» EXERCISE AIM:
Find each line with the string "toggle" and report it.

» EXERCISE INPUT:
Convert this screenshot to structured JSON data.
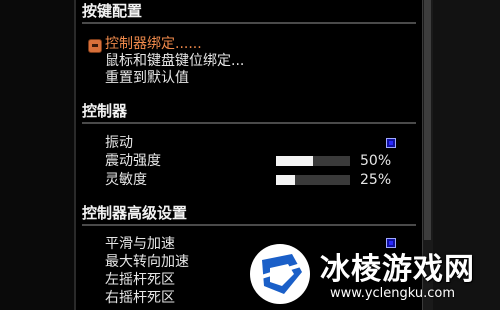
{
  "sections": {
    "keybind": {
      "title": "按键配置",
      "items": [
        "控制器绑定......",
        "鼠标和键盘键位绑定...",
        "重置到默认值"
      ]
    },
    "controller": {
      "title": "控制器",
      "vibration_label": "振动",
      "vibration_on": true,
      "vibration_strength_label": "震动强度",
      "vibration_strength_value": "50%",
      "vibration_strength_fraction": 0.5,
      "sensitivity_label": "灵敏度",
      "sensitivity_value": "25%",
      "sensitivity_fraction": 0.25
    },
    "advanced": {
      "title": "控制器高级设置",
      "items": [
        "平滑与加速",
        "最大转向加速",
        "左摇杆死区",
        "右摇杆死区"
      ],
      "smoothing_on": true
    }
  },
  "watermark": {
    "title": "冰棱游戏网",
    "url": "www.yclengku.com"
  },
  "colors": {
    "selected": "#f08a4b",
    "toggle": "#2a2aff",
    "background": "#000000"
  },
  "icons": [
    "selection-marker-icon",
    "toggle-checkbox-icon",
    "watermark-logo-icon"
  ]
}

» EXERCISE ANSWER:
    "toggle": "#2a2aff",
    "toggle-checkbox-icon",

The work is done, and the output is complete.